WHAT NEEDS TO BE DONE:
Collect each line containing "effect".

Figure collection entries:
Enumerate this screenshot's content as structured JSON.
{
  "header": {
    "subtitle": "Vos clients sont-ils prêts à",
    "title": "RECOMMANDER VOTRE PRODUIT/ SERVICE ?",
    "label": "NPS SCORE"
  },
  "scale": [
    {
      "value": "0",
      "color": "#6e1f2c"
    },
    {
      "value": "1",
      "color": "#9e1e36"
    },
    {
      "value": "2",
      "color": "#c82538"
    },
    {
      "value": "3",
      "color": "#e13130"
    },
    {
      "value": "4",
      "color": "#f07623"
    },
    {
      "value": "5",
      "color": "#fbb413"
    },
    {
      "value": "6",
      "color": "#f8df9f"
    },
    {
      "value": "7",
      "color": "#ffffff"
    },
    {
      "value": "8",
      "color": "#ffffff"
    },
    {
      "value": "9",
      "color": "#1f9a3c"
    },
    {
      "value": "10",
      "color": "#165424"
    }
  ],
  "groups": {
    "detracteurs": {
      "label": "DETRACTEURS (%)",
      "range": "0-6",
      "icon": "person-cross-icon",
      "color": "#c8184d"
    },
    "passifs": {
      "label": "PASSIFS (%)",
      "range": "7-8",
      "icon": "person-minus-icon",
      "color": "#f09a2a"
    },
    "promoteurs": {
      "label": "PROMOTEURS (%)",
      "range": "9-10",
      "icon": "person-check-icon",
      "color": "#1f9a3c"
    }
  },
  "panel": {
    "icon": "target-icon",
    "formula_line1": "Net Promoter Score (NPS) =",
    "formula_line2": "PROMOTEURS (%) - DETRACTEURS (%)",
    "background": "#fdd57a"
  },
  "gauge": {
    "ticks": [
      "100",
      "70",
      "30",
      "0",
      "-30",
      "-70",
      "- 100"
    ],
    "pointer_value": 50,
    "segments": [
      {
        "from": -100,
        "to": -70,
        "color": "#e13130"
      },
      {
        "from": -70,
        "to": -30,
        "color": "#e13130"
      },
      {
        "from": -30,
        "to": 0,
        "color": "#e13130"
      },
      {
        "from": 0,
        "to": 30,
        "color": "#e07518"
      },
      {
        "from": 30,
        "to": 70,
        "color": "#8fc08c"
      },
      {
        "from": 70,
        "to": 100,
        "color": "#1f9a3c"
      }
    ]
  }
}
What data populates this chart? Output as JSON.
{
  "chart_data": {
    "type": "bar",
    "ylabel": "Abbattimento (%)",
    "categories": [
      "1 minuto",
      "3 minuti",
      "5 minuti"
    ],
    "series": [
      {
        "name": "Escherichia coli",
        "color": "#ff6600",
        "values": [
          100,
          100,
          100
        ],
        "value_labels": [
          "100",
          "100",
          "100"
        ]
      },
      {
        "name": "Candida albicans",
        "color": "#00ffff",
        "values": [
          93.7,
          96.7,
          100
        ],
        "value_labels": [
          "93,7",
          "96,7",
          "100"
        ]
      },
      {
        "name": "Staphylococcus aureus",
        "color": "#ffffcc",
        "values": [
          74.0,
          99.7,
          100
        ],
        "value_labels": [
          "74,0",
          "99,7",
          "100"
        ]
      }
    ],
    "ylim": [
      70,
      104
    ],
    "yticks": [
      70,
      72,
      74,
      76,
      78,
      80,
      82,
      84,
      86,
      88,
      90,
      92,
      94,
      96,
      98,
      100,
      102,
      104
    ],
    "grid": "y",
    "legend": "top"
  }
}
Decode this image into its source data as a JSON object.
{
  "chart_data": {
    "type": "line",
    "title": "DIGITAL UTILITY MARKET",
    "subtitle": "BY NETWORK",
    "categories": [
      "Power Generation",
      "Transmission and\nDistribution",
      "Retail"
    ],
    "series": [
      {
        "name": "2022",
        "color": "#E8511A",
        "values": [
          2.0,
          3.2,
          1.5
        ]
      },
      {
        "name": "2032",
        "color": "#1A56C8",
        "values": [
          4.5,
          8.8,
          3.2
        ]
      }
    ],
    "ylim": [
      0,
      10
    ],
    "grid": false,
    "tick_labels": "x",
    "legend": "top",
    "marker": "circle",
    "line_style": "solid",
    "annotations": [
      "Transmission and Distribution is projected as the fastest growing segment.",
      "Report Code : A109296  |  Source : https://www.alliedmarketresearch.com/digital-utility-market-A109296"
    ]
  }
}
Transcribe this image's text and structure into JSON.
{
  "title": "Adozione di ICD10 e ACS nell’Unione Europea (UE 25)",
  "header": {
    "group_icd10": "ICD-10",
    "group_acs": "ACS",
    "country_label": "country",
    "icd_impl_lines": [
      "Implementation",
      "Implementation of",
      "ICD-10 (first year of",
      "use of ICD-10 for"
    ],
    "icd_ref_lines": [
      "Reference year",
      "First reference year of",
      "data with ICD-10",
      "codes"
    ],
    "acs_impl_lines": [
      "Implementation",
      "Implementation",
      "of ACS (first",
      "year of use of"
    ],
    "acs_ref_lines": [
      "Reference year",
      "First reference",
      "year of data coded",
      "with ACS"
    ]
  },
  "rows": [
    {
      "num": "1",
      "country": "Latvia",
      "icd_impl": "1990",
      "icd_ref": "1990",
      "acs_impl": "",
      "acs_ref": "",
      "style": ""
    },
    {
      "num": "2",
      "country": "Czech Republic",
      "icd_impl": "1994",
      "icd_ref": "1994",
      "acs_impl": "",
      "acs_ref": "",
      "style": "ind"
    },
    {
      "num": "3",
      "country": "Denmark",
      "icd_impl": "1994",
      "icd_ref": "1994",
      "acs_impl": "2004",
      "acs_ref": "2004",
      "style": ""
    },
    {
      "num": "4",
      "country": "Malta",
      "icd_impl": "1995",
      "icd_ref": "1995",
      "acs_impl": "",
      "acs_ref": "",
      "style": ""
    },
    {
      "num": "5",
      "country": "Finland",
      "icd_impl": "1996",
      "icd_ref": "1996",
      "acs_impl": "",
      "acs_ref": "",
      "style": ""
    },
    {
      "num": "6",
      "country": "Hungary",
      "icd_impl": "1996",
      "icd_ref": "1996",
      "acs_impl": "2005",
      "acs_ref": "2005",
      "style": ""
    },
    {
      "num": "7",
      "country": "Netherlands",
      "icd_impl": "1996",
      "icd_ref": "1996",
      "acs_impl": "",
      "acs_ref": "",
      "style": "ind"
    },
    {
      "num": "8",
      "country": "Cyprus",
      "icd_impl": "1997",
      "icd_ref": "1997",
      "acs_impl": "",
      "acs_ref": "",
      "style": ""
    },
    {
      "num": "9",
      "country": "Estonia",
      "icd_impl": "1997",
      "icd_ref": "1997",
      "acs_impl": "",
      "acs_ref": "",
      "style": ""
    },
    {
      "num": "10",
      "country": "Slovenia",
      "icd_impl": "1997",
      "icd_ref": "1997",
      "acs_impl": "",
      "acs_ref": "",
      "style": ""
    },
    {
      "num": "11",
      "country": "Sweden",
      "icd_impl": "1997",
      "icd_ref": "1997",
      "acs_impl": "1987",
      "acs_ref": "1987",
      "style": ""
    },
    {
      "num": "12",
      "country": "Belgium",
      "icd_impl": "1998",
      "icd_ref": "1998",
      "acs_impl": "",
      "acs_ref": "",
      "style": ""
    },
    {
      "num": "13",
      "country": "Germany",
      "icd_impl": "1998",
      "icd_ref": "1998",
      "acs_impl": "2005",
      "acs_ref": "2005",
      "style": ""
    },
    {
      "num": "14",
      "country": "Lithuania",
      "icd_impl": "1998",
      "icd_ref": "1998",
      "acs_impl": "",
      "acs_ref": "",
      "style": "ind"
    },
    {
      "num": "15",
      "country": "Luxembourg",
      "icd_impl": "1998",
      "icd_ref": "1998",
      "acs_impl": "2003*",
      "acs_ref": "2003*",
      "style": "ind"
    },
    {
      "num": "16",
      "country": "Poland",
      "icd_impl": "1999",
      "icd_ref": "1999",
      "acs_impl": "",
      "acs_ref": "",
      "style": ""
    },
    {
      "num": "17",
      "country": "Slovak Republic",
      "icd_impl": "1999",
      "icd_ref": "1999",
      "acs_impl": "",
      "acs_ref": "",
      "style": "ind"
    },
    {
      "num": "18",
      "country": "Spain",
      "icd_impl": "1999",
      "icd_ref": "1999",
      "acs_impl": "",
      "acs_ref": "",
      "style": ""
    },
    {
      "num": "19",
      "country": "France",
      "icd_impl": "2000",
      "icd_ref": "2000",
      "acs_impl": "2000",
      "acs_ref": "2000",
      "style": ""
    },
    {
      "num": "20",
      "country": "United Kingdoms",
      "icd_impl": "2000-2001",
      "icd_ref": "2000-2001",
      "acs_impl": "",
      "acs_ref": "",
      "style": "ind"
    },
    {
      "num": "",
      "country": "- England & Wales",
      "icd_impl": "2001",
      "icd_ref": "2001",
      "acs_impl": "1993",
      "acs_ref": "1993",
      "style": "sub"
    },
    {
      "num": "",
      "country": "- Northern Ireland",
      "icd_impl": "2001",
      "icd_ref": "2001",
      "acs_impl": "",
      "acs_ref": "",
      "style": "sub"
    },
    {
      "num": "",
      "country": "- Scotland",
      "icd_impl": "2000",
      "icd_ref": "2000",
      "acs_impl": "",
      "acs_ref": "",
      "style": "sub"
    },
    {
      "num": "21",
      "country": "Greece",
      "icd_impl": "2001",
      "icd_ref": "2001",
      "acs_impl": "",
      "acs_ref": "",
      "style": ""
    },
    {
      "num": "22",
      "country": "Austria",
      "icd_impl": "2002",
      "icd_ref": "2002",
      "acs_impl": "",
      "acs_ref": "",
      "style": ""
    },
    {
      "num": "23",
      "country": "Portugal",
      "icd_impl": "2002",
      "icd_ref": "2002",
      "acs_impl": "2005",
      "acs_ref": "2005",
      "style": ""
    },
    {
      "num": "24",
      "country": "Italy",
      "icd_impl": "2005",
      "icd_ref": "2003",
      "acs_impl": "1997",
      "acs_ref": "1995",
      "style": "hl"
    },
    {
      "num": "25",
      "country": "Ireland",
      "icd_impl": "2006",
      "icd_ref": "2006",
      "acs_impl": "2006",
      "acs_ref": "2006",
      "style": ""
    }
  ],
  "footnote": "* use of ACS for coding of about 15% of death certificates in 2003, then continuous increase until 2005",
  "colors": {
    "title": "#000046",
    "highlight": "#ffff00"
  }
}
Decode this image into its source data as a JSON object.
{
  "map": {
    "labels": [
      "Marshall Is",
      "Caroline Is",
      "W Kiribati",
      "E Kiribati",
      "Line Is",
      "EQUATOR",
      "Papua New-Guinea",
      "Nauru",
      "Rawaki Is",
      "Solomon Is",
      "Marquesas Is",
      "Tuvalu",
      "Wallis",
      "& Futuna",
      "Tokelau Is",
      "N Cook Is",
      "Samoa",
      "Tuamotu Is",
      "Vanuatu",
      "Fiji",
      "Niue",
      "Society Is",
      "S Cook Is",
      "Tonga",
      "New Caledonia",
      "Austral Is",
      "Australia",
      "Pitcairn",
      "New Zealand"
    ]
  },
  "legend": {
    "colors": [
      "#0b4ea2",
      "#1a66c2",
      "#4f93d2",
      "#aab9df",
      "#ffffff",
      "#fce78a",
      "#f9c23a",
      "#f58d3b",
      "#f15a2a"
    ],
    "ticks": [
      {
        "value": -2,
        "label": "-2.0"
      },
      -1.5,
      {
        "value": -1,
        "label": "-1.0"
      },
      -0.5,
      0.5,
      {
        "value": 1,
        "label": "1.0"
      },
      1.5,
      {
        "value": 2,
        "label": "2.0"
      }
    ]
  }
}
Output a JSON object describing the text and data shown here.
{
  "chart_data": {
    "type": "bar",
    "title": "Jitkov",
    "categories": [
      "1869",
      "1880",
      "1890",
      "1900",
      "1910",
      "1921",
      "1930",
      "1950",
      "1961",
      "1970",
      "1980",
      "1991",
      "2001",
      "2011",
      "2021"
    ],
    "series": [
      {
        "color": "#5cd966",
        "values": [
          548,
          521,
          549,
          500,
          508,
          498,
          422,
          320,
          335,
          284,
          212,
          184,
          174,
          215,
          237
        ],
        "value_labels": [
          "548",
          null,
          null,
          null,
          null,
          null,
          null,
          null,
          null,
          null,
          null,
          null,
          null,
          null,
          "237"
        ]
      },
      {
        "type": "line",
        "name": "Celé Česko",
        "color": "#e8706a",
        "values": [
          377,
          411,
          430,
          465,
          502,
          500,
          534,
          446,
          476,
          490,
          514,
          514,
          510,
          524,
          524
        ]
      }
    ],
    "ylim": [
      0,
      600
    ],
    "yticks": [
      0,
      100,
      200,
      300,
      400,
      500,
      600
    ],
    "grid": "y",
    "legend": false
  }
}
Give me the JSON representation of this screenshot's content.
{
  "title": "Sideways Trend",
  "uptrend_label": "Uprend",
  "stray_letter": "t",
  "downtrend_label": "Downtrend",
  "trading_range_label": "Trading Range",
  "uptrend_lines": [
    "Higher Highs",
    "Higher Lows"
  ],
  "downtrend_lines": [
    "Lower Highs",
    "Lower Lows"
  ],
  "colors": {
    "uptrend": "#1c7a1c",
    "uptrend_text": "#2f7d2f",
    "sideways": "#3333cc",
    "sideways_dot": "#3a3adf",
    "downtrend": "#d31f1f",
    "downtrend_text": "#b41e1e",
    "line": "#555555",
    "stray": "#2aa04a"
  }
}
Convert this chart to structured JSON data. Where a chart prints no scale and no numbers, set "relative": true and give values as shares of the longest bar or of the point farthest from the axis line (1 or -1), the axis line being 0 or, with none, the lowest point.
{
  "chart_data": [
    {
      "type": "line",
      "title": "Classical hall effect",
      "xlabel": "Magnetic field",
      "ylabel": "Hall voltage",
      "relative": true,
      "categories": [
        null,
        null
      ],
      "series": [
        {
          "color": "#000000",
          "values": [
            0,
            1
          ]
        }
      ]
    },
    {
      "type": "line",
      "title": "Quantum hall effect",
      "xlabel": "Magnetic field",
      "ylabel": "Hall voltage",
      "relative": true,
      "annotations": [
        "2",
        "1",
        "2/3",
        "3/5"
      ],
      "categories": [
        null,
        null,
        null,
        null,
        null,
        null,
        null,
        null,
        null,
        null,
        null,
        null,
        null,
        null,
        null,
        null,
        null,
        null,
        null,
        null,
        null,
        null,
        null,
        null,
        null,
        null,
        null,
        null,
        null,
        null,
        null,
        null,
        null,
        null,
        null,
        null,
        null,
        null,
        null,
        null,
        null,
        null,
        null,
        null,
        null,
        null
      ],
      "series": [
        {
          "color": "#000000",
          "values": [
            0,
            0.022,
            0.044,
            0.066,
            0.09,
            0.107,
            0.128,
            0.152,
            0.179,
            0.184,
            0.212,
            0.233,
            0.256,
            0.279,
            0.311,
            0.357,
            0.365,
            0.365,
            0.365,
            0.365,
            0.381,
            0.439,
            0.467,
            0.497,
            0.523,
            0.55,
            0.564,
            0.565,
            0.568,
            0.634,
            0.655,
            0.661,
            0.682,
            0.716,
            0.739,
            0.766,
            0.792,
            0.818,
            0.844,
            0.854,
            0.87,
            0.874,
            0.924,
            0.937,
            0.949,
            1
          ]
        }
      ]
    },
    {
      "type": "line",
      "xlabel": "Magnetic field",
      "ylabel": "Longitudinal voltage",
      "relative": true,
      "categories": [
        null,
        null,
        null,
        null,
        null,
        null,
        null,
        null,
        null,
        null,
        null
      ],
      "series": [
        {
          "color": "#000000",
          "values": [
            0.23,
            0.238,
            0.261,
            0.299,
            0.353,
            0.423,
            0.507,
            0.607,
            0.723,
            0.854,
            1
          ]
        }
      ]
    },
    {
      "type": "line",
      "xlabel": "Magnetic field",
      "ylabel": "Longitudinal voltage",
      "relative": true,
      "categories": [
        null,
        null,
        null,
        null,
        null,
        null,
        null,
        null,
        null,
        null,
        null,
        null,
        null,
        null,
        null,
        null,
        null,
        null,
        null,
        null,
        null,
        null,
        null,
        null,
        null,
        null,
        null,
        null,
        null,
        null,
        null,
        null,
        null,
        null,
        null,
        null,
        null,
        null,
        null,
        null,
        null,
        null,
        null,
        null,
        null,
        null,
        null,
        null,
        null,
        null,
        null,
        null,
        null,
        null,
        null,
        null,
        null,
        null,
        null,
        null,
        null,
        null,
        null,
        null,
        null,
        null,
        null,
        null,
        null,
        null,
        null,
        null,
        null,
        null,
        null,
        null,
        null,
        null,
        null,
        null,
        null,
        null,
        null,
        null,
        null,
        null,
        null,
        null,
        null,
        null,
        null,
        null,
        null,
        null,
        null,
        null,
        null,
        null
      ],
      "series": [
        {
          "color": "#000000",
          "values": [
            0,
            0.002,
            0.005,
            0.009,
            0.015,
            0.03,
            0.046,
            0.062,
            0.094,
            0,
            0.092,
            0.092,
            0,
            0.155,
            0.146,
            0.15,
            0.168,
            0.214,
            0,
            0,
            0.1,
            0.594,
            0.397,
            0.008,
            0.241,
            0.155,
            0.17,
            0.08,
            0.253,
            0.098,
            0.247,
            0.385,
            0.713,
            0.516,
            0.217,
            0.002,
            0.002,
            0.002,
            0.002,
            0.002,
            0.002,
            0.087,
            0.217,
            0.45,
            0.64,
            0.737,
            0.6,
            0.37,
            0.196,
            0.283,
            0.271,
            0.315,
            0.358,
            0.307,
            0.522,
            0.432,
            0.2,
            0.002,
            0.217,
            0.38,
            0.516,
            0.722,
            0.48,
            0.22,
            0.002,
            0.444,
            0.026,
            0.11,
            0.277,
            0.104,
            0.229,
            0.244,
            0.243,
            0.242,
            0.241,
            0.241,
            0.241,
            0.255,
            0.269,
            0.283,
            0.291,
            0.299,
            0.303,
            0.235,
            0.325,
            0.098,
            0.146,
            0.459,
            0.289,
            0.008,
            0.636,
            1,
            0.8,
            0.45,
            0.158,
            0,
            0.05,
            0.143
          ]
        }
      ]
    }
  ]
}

ANSWER TO THE TASK:
      "title": "Classical hall effect",
      "title": "Quantum hall effect",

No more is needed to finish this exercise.